_The task_. Repeat the whole listing below, word for word.
=======
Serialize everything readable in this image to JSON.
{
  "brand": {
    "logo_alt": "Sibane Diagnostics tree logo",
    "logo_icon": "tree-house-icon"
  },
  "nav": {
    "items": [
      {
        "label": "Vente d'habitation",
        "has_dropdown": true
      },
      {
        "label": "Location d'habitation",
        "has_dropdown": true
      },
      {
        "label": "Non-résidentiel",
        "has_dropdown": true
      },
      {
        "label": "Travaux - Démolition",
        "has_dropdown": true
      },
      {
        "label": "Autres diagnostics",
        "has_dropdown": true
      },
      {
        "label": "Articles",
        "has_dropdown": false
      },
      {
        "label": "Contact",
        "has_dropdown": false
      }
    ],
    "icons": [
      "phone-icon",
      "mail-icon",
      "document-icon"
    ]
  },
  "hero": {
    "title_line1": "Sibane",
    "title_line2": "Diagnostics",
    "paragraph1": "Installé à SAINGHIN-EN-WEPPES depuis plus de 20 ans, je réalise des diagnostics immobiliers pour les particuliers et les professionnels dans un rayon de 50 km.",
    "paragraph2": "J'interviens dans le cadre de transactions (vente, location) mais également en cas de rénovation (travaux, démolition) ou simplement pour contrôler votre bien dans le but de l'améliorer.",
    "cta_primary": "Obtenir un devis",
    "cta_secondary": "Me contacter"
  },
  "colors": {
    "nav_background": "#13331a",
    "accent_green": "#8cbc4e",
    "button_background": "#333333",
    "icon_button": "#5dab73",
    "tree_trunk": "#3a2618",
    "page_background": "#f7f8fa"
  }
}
=======
_Task result_.
Serialize everything readable in this image to JSON.
{
  "brand": {
    "logo_alt": "Sibane Diagnostics tree logo",
    "logo_icon": "tree-house-icon"
  },
  "nav": {
    "items": [
      {
        "label": "Vente d'habitation",
        "has_dropdown": true
      },
      {
        "label": "Location d'habitation",
        "has_dropdown": true
      },
      {
        "label": "Non-résidentiel",
        "has_dropdown": true
      },
      {
        "label": "Travaux - Démolition",
        "has_dropdown": true
      },
      {
        "label": "Autres diagnostics",
        "has_dropdown": true
      },
      {
        "label": "Articles",
        "has_dropdown": false
      },
      {
        "label": "Contact",
        "has_dropdown": false
      }
    ],
    "icons": [
      "phone-icon",
      "mail-icon",
      "document-icon"
    ]
  },
  "hero": {
    "title_line1": "Sibane",
    "title_line2": "Diagnostics",
    "paragraph1": "Installé à SAINGHIN-EN-WEPPES depuis plus de 20 ans, je réalise des diagnostics immobiliers pour les particuliers et les professionnels dans un rayon de 50 km.",
    "paragraph2": "J'interviens dans le cadre de transactions (vente, location) mais également en cas de rénovation (travaux, démolition) ou simplement pour contrôler votre bien dans le but de l'améliorer.",
    "cta_primary": "Obtenir un devis",
    "cta_secondary": "Me contacter"
  },
  "colors": {
    "nav_background": "#13331a",
    "accent_green": "#8cbc4e",
    "button_background": "#333333",
    "icon_button": "#5dab73",
    "tree_trunk": "#3a2618",
    "page_background": "#f7f8fa"
  }
}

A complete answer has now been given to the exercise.